-- Start --
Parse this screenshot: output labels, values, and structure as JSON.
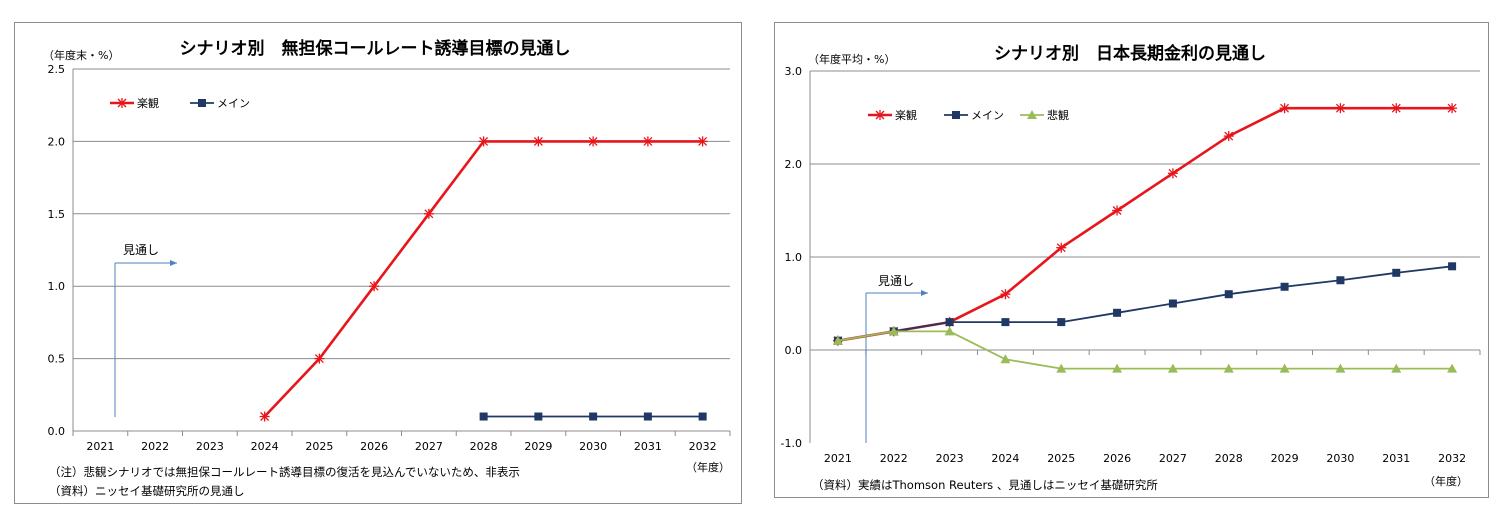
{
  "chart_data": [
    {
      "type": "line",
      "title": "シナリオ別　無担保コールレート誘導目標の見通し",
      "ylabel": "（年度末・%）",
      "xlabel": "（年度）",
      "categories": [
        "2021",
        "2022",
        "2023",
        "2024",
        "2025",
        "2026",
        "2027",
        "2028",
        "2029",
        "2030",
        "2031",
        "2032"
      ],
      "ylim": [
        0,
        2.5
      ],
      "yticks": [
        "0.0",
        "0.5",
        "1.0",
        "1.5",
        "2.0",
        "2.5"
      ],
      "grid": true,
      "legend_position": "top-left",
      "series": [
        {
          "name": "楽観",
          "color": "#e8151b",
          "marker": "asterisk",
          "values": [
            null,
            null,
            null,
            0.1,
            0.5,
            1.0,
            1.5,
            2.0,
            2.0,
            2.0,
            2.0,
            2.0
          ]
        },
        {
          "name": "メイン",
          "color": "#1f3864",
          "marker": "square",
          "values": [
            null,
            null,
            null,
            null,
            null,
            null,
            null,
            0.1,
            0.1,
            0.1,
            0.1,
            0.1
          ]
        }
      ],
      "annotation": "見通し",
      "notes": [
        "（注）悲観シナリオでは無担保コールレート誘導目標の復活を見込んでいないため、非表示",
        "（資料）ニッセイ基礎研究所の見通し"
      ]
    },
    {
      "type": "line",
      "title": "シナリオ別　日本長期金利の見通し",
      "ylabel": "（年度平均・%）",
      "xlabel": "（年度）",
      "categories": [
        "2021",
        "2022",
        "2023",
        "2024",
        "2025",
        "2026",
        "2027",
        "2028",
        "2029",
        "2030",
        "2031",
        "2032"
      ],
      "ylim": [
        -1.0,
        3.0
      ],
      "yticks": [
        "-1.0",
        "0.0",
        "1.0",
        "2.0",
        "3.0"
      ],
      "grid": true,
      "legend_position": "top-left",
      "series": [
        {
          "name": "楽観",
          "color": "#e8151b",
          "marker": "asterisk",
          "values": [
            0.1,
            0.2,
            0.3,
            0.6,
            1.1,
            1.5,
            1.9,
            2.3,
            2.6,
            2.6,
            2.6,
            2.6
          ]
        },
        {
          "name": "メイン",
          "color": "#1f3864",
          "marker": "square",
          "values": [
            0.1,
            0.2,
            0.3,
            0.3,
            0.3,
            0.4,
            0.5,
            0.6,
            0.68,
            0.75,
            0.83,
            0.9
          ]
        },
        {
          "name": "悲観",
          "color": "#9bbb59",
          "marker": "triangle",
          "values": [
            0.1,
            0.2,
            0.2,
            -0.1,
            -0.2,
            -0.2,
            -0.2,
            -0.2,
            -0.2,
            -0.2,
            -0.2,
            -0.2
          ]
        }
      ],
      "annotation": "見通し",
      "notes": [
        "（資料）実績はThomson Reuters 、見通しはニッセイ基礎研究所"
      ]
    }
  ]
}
-- End --
Exercise objective » Print each entry shown above with exact wording and no pictures.

Task response »
Parse this screenshot: output labels, values, and structure as JSON.
{
  "chart_data": [
    {
      "type": "line",
      "title": "シナリオ別　無担保コールレート誘導目標の見通し",
      "ylabel": "（年度末・%）",
      "xlabel": "（年度）",
      "categories": [
        "2021",
        "2022",
        "2023",
        "2024",
        "2025",
        "2026",
        "2027",
        "2028",
        "2029",
        "2030",
        "2031",
        "2032"
      ],
      "ylim": [
        0,
        2.5
      ],
      "yticks": [
        "0.0",
        "0.5",
        "1.0",
        "1.5",
        "2.0",
        "2.5"
      ],
      "grid": true,
      "legend_position": "top-left",
      "series": [
        {
          "name": "楽観",
          "color": "#e8151b",
          "marker": "asterisk",
          "values": [
            null,
            null,
            null,
            0.1,
            0.5,
            1.0,
            1.5,
            2.0,
            2.0,
            2.0,
            2.0,
            2.0
          ]
        },
        {
          "name": "メイン",
          "color": "#1f3864",
          "marker": "square",
          "values": [
            null,
            null,
            null,
            null,
            null,
            null,
            null,
            0.1,
            0.1,
            0.1,
            0.1,
            0.1
          ]
        }
      ],
      "annotation": "見通し",
      "notes": [
        "（注）悲観シナリオでは無担保コールレート誘導目標の復活を見込んでいないため、非表示",
        "（資料）ニッセイ基礎研究所の見通し"
      ]
    },
    {
      "type": "line",
      "title": "シナリオ別　日本長期金利の見通し",
      "ylabel": "（年度平均・%）",
      "xlabel": "（年度）",
      "categories": [
        "2021",
        "2022",
        "2023",
        "2024",
        "2025",
        "2026",
        "2027",
        "2028",
        "2029",
        "2030",
        "2031",
        "2032"
      ],
      "ylim": [
        -1.0,
        3.0
      ],
      "yticks": [
        "-1.0",
        "0.0",
        "1.0",
        "2.0",
        "3.0"
      ],
      "grid": true,
      "legend_position": "top-left",
      "series": [
        {
          "name": "楽観",
          "color": "#e8151b",
          "marker": "asterisk",
          "values": [
            0.1,
            0.2,
            0.3,
            0.6,
            1.1,
            1.5,
            1.9,
            2.3,
            2.6,
            2.6,
            2.6,
            2.6
          ]
        },
        {
          "name": "メイン",
          "color": "#1f3864",
          "marker": "square",
          "values": [
            0.1,
            0.2,
            0.3,
            0.3,
            0.3,
            0.4,
            0.5,
            0.6,
            0.68,
            0.75,
            0.83,
            0.9
          ]
        },
        {
          "name": "悲観",
          "color": "#9bbb59",
          "marker": "triangle",
          "values": [
            0.1,
            0.2,
            0.2,
            -0.1,
            -0.2,
            -0.2,
            -0.2,
            -0.2,
            -0.2,
            -0.2,
            -0.2,
            -0.2
          ]
        }
      ],
      "annotation": "見通し",
      "notes": [
        "（資料）実績はThomson Reuters 、見通しはニッセイ基礎研究所"
      ]
    }
  ]
}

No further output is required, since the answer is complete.